> Challenge: For the material that follows, list every line containing the word "title".

## Begin Given records

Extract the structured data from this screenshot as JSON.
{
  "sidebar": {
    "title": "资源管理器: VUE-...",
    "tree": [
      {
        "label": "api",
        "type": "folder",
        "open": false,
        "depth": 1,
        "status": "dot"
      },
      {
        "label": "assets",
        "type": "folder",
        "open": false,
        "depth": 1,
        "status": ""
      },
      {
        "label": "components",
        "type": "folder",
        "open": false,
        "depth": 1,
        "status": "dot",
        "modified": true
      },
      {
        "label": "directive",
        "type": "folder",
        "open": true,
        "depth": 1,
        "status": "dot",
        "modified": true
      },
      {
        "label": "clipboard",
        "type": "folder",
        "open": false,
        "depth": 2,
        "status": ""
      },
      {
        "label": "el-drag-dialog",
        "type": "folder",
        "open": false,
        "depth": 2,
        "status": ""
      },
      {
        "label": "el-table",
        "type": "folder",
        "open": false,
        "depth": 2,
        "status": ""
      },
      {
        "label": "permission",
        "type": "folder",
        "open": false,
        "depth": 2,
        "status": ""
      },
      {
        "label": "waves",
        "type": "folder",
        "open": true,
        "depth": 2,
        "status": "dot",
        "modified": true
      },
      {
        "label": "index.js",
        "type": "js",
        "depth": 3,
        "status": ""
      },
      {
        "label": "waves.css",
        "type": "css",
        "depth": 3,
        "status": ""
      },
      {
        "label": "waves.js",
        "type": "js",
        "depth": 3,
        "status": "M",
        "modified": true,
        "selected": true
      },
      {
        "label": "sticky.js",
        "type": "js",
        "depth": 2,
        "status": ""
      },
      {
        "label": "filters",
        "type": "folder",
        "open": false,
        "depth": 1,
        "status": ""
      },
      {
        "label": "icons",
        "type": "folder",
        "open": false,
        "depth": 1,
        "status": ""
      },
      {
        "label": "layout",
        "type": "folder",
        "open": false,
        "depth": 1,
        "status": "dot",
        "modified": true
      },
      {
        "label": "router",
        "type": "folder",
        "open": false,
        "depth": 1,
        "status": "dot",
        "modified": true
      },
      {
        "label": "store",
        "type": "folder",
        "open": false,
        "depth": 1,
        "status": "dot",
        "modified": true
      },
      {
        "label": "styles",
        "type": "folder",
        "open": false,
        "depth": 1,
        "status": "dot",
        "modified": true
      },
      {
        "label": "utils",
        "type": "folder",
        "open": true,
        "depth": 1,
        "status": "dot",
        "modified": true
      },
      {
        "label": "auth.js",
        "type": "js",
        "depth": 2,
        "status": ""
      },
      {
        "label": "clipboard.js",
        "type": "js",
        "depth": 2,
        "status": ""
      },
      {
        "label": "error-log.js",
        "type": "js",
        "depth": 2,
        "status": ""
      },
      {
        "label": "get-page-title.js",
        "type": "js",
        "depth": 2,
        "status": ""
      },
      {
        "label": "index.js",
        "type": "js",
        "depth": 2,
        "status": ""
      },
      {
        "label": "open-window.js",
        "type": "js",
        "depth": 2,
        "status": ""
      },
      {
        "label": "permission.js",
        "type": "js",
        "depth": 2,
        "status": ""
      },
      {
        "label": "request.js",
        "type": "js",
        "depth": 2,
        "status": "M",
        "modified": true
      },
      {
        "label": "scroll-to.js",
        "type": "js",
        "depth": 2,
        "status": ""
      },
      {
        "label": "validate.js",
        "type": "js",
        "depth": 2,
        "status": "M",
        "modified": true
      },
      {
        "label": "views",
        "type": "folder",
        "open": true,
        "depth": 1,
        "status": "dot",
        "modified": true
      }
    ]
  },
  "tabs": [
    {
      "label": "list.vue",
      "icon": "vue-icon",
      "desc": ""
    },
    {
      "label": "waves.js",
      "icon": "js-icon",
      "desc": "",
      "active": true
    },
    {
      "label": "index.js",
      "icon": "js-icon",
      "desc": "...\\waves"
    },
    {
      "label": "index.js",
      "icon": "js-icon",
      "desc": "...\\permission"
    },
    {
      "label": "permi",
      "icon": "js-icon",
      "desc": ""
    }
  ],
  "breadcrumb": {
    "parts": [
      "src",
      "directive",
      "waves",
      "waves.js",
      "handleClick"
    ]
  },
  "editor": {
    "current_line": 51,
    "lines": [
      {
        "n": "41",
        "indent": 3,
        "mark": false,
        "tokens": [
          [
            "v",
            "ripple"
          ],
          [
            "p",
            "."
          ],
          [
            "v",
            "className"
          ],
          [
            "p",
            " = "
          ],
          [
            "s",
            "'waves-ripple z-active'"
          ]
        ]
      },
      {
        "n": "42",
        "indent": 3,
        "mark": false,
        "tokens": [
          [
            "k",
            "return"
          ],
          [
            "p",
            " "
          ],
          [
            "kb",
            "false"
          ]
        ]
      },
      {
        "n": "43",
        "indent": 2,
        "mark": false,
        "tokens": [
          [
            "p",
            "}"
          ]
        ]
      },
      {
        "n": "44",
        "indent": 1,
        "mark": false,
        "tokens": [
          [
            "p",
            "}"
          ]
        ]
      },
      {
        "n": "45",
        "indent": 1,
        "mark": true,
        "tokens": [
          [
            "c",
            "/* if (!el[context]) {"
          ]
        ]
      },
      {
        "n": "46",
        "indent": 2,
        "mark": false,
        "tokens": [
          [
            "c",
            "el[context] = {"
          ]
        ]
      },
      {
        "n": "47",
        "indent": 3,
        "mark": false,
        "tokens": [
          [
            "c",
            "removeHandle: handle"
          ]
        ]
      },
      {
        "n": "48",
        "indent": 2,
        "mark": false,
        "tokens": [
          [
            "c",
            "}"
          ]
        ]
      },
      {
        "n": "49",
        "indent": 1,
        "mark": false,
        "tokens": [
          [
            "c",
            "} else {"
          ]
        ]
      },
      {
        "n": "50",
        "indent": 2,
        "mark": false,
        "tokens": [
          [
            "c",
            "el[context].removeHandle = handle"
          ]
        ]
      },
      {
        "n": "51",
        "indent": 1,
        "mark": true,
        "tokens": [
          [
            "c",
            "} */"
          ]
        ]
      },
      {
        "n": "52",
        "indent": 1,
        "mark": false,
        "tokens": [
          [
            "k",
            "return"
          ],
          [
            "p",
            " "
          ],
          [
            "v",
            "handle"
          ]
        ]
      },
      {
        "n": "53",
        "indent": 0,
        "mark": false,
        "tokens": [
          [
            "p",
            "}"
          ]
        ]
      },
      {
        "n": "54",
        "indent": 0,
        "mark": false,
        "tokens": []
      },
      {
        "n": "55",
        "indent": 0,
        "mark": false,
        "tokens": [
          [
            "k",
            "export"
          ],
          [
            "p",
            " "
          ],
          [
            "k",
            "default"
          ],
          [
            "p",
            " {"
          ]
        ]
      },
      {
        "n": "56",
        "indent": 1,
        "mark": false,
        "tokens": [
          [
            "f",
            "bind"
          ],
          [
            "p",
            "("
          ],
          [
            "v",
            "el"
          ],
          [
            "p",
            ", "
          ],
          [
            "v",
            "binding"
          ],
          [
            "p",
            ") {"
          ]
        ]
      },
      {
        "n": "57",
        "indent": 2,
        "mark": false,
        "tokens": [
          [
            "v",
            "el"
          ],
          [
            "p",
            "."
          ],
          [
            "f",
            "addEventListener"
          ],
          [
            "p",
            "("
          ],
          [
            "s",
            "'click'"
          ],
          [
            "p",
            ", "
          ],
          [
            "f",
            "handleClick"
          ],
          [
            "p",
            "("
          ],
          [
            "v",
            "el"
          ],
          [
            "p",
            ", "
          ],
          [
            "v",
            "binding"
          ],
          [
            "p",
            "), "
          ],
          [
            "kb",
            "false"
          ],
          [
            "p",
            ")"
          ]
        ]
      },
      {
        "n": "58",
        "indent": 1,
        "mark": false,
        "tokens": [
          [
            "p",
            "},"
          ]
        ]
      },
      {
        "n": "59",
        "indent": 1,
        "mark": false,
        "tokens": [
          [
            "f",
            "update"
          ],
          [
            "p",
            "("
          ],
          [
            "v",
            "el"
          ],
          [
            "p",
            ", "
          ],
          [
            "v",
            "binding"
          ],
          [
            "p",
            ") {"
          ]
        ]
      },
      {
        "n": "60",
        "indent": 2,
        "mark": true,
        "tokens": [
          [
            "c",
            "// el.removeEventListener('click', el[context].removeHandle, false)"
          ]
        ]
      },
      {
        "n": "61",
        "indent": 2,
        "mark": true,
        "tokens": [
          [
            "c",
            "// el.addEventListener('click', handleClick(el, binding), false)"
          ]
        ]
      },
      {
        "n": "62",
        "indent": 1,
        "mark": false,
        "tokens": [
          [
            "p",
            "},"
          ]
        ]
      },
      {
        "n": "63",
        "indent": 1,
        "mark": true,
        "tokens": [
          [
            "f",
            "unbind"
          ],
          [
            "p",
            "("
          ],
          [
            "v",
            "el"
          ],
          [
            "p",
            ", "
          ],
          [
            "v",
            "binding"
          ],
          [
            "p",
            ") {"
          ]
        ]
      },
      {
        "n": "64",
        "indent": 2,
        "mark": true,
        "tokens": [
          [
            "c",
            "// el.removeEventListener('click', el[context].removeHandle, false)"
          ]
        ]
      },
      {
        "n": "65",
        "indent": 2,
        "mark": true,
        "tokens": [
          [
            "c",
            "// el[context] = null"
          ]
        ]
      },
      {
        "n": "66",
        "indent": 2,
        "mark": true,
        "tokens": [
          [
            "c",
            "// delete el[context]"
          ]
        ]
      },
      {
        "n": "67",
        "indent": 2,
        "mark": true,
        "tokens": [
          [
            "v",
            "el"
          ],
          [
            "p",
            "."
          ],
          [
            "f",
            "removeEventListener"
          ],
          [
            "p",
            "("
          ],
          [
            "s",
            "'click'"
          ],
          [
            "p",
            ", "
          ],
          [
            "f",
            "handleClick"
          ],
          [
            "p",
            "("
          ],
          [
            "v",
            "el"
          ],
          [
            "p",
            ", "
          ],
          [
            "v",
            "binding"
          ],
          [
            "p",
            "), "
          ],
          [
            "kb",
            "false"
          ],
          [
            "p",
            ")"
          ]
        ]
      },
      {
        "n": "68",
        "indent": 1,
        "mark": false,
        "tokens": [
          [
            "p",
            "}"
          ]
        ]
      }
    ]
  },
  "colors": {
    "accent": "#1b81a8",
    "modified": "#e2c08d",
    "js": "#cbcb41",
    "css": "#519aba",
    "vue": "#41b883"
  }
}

## End Given records

> Full response:
    "title": "资源管理器: VUE-...",
        "label": "get-page-title.js",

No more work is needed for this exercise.